● **Goal of the exercise**
Return the records exactly as they are.

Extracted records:
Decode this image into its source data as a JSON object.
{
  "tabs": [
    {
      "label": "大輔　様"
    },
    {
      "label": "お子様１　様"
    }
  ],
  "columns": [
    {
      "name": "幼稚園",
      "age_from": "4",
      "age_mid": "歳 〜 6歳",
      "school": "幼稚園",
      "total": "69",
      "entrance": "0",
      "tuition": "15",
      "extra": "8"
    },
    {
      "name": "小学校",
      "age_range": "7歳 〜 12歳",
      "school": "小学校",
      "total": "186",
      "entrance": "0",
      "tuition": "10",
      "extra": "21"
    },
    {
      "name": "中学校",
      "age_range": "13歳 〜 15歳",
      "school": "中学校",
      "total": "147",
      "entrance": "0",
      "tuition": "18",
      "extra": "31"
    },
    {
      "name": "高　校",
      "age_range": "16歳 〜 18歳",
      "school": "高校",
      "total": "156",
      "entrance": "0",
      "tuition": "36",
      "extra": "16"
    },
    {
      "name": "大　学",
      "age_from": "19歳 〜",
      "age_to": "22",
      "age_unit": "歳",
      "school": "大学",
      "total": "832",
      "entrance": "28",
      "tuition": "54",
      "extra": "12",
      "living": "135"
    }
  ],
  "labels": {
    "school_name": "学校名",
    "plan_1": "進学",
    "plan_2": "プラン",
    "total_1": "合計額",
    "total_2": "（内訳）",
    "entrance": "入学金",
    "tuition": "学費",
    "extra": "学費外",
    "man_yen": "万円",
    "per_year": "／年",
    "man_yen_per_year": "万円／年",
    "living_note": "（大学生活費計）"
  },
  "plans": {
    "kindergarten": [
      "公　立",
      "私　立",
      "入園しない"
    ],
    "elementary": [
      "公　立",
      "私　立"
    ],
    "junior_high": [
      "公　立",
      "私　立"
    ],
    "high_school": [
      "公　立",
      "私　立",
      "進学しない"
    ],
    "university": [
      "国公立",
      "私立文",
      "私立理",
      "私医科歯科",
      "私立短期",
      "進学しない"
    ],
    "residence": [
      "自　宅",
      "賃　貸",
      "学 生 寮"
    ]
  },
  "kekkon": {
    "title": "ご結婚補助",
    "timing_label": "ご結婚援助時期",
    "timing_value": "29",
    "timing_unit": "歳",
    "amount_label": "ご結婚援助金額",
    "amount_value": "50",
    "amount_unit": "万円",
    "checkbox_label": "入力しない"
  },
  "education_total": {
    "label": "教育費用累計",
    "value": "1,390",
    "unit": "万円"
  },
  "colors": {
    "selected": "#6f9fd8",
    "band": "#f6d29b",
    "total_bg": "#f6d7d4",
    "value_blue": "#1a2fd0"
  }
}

● **Output for this exercise**
Decode this image into its source data as a JSON object.
{
  "tabs": [
    {
      "label": "大輔　様"
    },
    {
      "label": "お子様１　様"
    }
  ],
  "columns": [
    {
      "name": "幼稚園",
      "age_from": "4",
      "age_mid": "歳 〜 6歳",
      "school": "幼稚園",
      "total": "69",
      "entrance": "0",
      "tuition": "15",
      "extra": "8"
    },
    {
      "name": "小学校",
      "age_range": "7歳 〜 12歳",
      "school": "小学校",
      "total": "186",
      "entrance": "0",
      "tuition": "10",
      "extra": "21"
    },
    {
      "name": "中学校",
      "age_range": "13歳 〜 15歳",
      "school": "中学校",
      "total": "147",
      "entrance": "0",
      "tuition": "18",
      "extra": "31"
    },
    {
      "name": "高　校",
      "age_range": "16歳 〜 18歳",
      "school": "高校",
      "total": "156",
      "entrance": "0",
      "tuition": "36",
      "extra": "16"
    },
    {
      "name": "大　学",
      "age_from": "19歳 〜",
      "age_to": "22",
      "age_unit": "歳",
      "school": "大学",
      "total": "832",
      "entrance": "28",
      "tuition": "54",
      "extra": "12",
      "living": "135"
    }
  ],
  "labels": {
    "school_name": "学校名",
    "plan_1": "進学",
    "plan_2": "プラン",
    "total_1": "合計額",
    "total_2": "（内訳）",
    "entrance": "入学金",
    "tuition": "学費",
    "extra": "学費外",
    "man_yen": "万円",
    "per_year": "／年",
    "man_yen_per_year": "万円／年",
    "living_note": "（大学生活費計）"
  },
  "plans": {
    "kindergarten": [
      "公　立",
      "私　立",
      "入園しない"
    ],
    "elementary": [
      "公　立",
      "私　立"
    ],
    "junior_high": [
      "公　立",
      "私　立"
    ],
    "high_school": [
      "公　立",
      "私　立",
      "進学しない"
    ],
    "university": [
      "国公立",
      "私立文",
      "私立理",
      "私医科歯科",
      "私立短期",
      "進学しない"
    ],
    "residence": [
      "自　宅",
      "賃　貸",
      "学 生 寮"
    ]
  },
  "kekkon": {
    "title": "ご結婚補助",
    "timing_label": "ご結婚援助時期",
    "timing_value": "29",
    "timing_unit": "歳",
    "amount_label": "ご結婚援助金額",
    "amount_value": "50",
    "amount_unit": "万円",
    "checkbox_label": "入力しない"
  },
  "education_total": {
    "label": "教育費用累計",
    "value": "1,390",
    "unit": "万円"
  },
  "colors": {
    "selected": "#6f9fd8",
    "band": "#f6d29b",
    "total_bg": "#f6d7d4",
    "value_blue": "#1a2fd0"
  }
}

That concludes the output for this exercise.